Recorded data
- - - - -
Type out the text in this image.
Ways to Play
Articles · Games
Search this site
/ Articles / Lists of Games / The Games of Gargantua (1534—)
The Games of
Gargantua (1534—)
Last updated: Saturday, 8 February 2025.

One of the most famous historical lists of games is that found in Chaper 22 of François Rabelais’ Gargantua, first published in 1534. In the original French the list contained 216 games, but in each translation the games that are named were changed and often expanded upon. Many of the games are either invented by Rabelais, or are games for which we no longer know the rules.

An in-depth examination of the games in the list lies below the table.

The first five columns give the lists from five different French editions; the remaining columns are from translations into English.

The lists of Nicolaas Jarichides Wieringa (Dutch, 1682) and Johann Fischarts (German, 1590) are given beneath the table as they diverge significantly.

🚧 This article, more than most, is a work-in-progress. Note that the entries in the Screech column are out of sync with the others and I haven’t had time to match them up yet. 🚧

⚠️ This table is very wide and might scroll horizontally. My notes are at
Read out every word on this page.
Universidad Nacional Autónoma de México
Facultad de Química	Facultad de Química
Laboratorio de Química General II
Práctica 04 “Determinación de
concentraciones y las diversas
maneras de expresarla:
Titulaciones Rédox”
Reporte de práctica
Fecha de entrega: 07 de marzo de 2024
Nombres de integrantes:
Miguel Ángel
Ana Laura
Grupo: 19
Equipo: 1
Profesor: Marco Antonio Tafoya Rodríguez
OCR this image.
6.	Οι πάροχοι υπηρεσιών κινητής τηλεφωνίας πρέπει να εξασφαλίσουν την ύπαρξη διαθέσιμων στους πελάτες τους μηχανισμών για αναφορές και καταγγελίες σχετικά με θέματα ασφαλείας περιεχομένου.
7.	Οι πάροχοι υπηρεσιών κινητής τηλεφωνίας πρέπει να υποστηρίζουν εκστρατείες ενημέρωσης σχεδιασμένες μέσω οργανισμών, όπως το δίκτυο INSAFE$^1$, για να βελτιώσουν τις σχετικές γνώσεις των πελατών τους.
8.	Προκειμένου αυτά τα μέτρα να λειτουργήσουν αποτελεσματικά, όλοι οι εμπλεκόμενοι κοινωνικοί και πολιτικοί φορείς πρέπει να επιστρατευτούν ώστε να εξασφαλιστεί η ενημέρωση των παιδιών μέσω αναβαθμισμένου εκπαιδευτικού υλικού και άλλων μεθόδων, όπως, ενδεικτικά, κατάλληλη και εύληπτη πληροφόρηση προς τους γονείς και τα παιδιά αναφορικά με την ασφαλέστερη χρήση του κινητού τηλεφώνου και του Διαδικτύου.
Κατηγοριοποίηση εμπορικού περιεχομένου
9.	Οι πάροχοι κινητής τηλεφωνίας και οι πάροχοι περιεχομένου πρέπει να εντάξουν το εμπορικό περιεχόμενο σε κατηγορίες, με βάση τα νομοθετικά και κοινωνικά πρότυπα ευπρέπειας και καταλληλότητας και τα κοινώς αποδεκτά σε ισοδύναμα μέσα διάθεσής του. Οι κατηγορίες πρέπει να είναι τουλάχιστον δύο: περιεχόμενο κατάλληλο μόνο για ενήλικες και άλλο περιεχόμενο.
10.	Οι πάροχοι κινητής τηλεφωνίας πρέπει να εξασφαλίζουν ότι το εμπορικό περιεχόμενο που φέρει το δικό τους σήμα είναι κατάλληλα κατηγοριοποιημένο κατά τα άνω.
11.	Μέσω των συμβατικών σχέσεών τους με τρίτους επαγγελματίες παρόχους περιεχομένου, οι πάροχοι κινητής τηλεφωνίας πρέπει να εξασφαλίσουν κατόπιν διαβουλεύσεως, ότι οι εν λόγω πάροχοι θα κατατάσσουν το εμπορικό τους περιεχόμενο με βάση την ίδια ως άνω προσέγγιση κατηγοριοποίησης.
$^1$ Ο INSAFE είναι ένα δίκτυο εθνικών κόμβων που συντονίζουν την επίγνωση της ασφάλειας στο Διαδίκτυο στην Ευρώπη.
- - - - -
■ GOAL OF THE EXERCISE
Return each line of the data exactly as written above.

■ COMPLETE OUTPUT
Type out the text in this image.
Ways to Play
Articles · Games
Search this site
/ Articles / Lists of Games / The Games of Gargantua (1534—)
The Games of
Gargantua (1534—)
Last updated: Saturday, 8 February 2025.

One of the most famous historical lists of games is that found in Chaper 22 of François Rabelais’ Gargantua, first published in 1534. In the original French the list contained 216 games, but in each translation the games that are named were changed and often expanded upon. Many of the games are either invented by Rabelais, or are games for which we no longer know the rules.

An in-depth examination of the games in the list lies below the table.

The first five columns give the lists from five different French editions; the remaining columns are from translations into English.

The lists of Nicolaas Jarichides Wieringa (Dutch, 1682) and Johann Fischarts (German, 1590) are given beneath the table as they diverge significantly.

🚧 This article, more than most, is a work-in-progress. Note that the entries in the Screech column are out of sync with the others and I haven’t had time to match them up yet. 🚧

⚠️ This table is very wide and might scroll horizontally. My notes are at
Read out every word on this page.
Universidad Nacional Autónoma de México
Facultad de Química	Facultad de Química
Laboratorio de Química General II
Práctica 04 “Determinación de
concentraciones y las diversas
maneras de expresarla:
Titulaciones Rédox”
Reporte de práctica
Fecha de entrega: 07 de marzo de 2024
Nombres de integrantes:
Miguel Ángel
Ana Laura
Grupo: 19
Equipo: 1
Profesor: Marco Antonio Tafoya Rodríguez
OCR this image.
6.	Οι πάροχοι υπηρεσιών κινητής τηλεφωνίας πρέπει να εξασφαλίσουν την ύπαρξη διαθέσιμων στους πελάτες τους μηχανισμών για αναφορές και καταγγελίες σχετικά με θέματα ασφαλείας περιεχομένου.
7.	Οι πάροχοι υπηρεσιών κινητής τηλεφωνίας πρέπει να υποστηρίζουν εκστρατείες ενημέρωσης σχεδιασμένες μέσω οργανισμών, όπως το δίκτυο INSAFE$^1$, για να βελτιώσουν τις σχετικές γνώσεις των πελατών τους.
8.	Προκειμένου αυτά τα μέτρα να λειτουργήσουν αποτελεσματικά, όλοι οι εμπλεκόμενοι κοινωνικοί και πολιτικοί φορείς πρέπει να επιστρατευτούν ώστε να εξασφαλιστεί η ενημέρωση των παιδιών μέσω αναβαθμισμένου εκπαιδευτικού υλικού και άλλων μεθόδων, όπως, ενδεικτικά, κατάλληλη και εύληπτη πληροφόρηση προς τους γονείς και τα παιδιά αναφορικά με την ασφαλέστερη χρήση του κινητού τηλεφώνου και του Διαδικτύου.
Κατηγοριοποίηση εμπορικού περιεχομένου
9.	Οι πάροχοι κινητής τηλεφωνίας και οι πάροχοι περιεχομένου πρέπει να εντάξουν το εμπορικό περιεχόμενο σε κατηγορίες, με βάση τα νομοθετικά και κοινωνικά πρότυπα ευπρέπειας και καταλληλότητας και τα κοινώς αποδεκτά σε ισοδύναμα μέσα διάθεσής του. Οι κατηγορίες πρέπει να είναι τουλάχιστον δύο: περιεχόμενο κατάλληλο μόνο για ενήλικες και άλλο περιεχόμενο.
10.	Οι πάροχοι κινητής τηλεφωνίας πρέπει να εξασφαλίζουν ότι το εμπορικό περιεχόμενο που φέρει το δικό τους σήμα είναι κατάλληλα κατηγοριοποιημένο κατά τα άνω.
11.	Μέσω των συμβατικών σχέσεών τους με τρίτους επαγγελματίες παρόχους περιεχομένου, οι πάροχοι κινητής τηλεφωνίας πρέπει να εξασφαλίσουν κατόπιν διαβουλεύσεως, ότι οι εν λόγω πάροχοι θα κατατάσσουν το εμπορικό τους περιεχόμενο με βάση την ίδια ως άνω προσέγγιση κατηγοριοποίησης.
$^1$ Ο INSAFE είναι ένα δίκτυο εθνικών κόμβων που συντονίζουν την επίγνωση της ασφάλειας στο Διαδίκτυο στην Ευρώπη.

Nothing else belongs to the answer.